**Required task:**
Copy each line that contains the string "screenshot".

(Data excerpts)
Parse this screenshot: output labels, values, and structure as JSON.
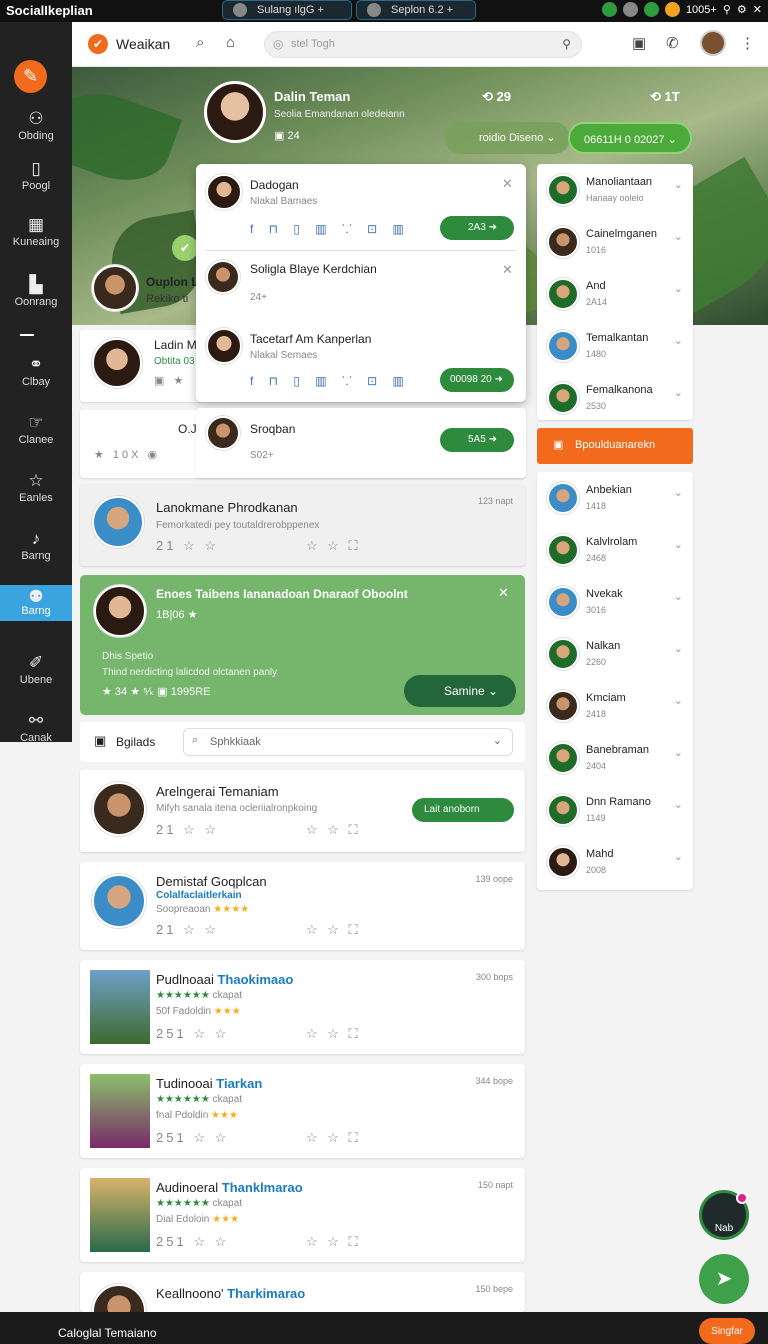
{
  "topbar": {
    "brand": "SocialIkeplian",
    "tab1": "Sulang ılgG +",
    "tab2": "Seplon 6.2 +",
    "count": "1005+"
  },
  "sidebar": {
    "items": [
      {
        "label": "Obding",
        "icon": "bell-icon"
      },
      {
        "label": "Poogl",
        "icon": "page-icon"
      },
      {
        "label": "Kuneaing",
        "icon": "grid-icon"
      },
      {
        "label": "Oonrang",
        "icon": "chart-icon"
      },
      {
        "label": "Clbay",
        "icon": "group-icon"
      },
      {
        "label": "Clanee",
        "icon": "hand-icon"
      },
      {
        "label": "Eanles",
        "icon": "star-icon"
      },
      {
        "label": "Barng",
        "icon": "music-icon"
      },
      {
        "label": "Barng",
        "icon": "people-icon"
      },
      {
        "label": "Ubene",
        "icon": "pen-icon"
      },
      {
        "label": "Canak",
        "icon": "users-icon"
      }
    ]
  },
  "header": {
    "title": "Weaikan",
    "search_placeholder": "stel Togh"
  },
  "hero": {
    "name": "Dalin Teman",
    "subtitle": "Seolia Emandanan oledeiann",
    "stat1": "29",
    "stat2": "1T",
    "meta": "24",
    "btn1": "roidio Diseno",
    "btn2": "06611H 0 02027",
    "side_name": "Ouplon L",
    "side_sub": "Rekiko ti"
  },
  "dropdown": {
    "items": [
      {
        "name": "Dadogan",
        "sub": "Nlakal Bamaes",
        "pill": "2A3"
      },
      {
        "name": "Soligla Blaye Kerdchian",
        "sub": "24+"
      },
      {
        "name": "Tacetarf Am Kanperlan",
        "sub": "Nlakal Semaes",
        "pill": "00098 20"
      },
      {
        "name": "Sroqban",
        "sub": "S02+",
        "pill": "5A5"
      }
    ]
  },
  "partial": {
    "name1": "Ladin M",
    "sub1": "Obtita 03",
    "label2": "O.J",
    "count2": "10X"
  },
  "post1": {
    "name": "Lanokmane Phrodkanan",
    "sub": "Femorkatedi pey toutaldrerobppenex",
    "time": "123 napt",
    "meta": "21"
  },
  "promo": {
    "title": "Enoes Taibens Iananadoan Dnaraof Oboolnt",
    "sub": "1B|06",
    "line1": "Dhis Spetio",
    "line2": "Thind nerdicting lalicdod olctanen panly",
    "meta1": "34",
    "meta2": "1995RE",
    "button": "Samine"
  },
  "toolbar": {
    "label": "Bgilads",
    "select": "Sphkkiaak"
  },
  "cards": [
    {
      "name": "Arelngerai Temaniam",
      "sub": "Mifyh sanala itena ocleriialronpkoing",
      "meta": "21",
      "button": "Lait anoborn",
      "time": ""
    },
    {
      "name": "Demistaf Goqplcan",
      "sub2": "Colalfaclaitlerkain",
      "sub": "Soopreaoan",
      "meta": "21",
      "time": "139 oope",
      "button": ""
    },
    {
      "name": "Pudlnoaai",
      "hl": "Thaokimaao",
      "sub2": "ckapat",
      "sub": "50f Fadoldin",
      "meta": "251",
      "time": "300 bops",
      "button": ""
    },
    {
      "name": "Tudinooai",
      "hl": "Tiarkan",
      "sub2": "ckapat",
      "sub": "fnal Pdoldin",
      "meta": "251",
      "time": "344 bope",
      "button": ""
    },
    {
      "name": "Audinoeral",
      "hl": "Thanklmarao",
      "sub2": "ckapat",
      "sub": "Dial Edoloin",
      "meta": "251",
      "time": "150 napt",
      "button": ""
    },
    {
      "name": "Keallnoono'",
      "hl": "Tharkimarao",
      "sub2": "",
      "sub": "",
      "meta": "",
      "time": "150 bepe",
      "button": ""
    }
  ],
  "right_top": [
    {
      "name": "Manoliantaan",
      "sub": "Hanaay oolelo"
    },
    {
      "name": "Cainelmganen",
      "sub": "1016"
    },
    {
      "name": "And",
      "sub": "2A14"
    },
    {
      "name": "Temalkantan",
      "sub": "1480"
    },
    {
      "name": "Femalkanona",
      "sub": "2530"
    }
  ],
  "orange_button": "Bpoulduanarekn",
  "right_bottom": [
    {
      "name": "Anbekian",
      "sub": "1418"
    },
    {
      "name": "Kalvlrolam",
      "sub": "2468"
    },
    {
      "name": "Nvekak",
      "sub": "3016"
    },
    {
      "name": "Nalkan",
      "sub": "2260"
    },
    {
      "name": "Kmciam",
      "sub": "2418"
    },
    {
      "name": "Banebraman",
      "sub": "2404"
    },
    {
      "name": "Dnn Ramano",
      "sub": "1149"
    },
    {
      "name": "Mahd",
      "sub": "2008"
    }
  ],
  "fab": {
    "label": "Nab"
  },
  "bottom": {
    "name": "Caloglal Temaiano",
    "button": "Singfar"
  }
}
---
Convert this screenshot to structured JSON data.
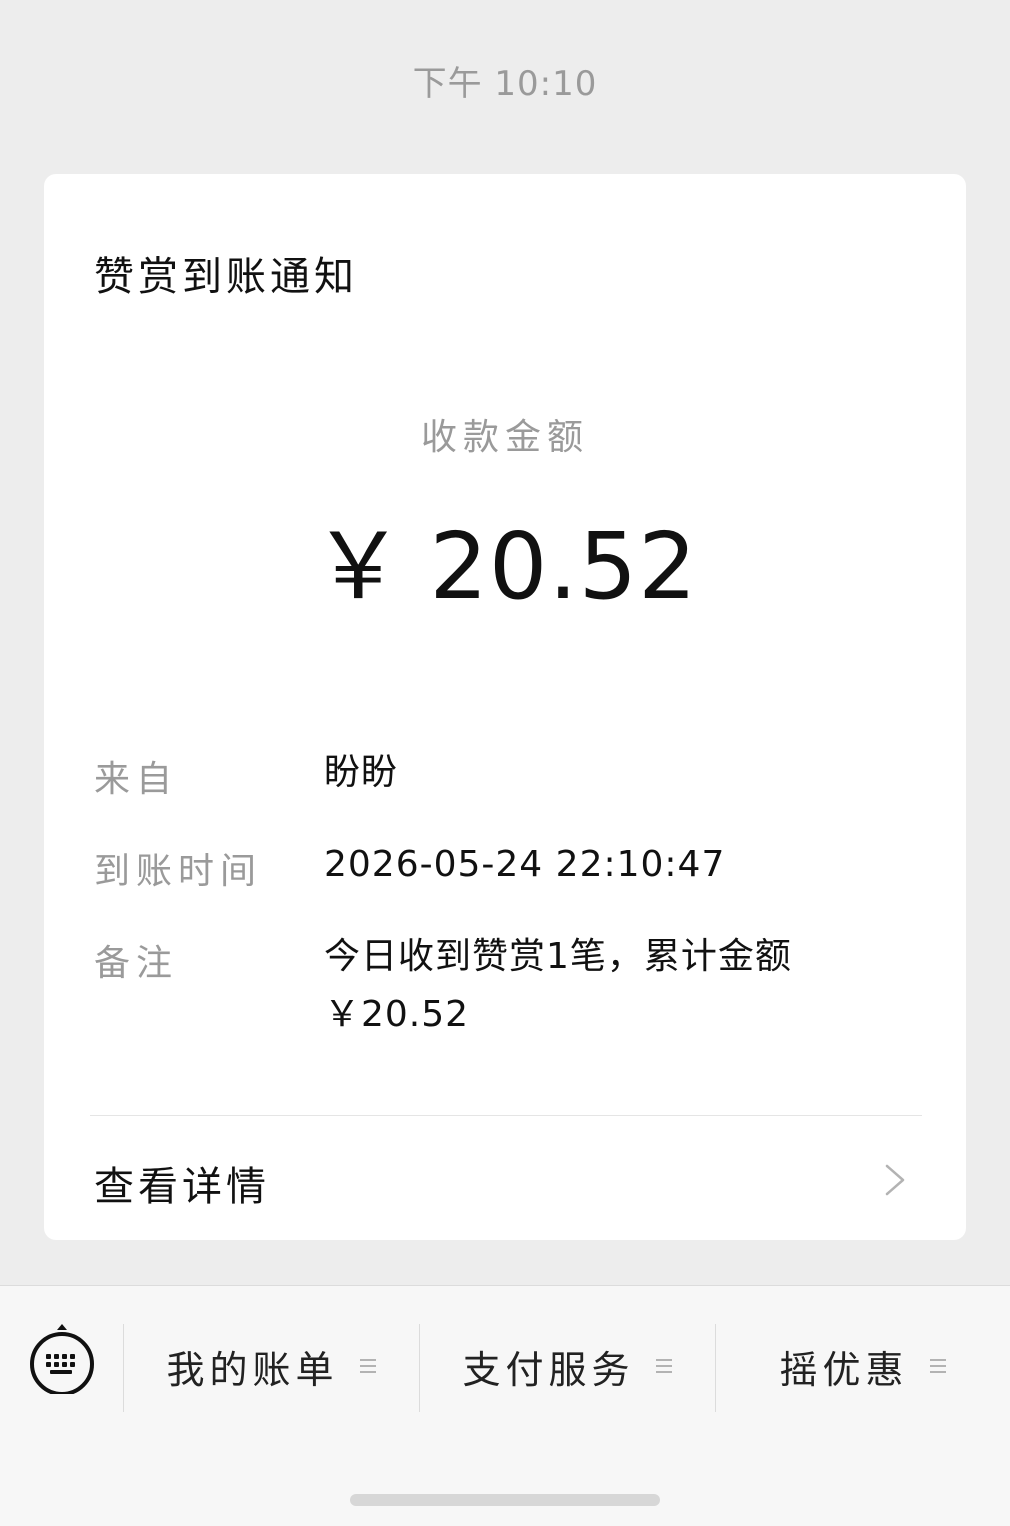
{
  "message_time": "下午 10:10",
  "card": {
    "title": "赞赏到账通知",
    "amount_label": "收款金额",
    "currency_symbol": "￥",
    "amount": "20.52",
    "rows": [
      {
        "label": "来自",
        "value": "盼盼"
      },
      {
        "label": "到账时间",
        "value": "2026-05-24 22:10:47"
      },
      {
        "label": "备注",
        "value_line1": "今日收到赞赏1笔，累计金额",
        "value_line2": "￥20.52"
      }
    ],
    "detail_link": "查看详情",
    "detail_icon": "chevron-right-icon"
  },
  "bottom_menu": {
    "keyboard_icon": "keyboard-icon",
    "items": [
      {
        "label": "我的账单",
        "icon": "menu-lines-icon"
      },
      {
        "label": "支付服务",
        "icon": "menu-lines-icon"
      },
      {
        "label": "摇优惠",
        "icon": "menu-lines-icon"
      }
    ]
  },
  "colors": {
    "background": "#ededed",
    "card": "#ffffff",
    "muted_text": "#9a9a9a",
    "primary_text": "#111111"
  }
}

**Output of the exercise:**
Parse this screenshot: output labels, values, and structure as JSON.
Convert this screenshot to structured JSON data.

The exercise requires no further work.